** start of DATA SUPPLIED **

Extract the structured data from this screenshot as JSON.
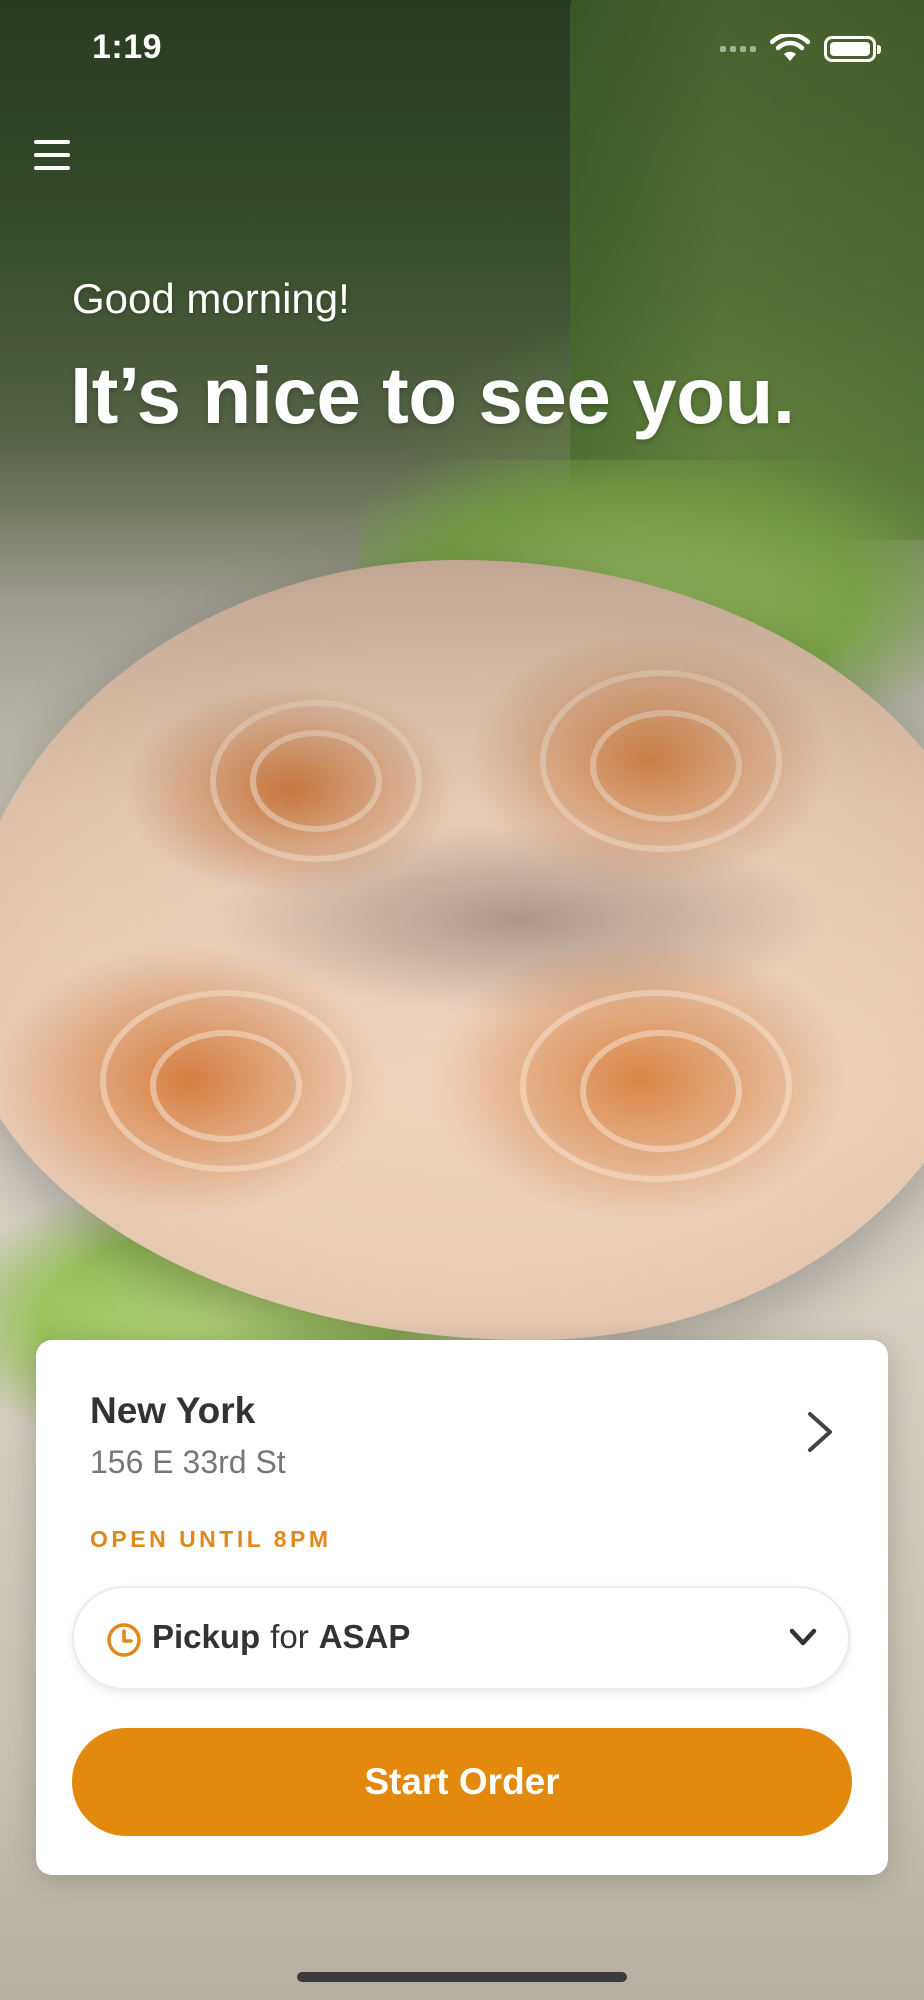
{
  "status_bar": {
    "time": "1:19"
  },
  "greeting": "Good morning!",
  "headline": "It’s nice to see you.",
  "location": {
    "name": "New York",
    "address": "156 E 33rd St",
    "hours": "OPEN UNTIL 8PM"
  },
  "order_mode": {
    "type": "Pickup",
    "connector": "for",
    "time": "ASAP"
  },
  "start_button_label": "Start Order",
  "colors": {
    "accent": "#e3890d",
    "accent_text": "#e0891a"
  },
  "icons": [
    "menu-icon",
    "wifi-icon",
    "battery-icon",
    "chevron-right-icon",
    "clock-icon",
    "chevron-down-icon"
  ]
}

** end of DATA SUPPLIED **

_GOAL_:
Copy out the whole listing exactly, and don't carry over any pictures.

_THE SOLUTION_:
Extract the structured data from this screenshot as JSON.
{
  "status_bar": {
    "time": "1:19"
  },
  "greeting": "Good morning!",
  "headline": "It’s nice to see you.",
  "location": {
    "name": "New York",
    "address": "156 E 33rd St",
    "hours": "OPEN UNTIL 8PM"
  },
  "order_mode": {
    "type": "Pickup",
    "connector": "for",
    "time": "ASAP"
  },
  "start_button_label": "Start Order",
  "colors": {
    "accent": "#e3890d",
    "accent_text": "#e0891a"
  },
  "icons": [
    "menu-icon",
    "wifi-icon",
    "battery-icon",
    "chevron-right-icon",
    "clock-icon",
    "chevron-down-icon"
  ]
}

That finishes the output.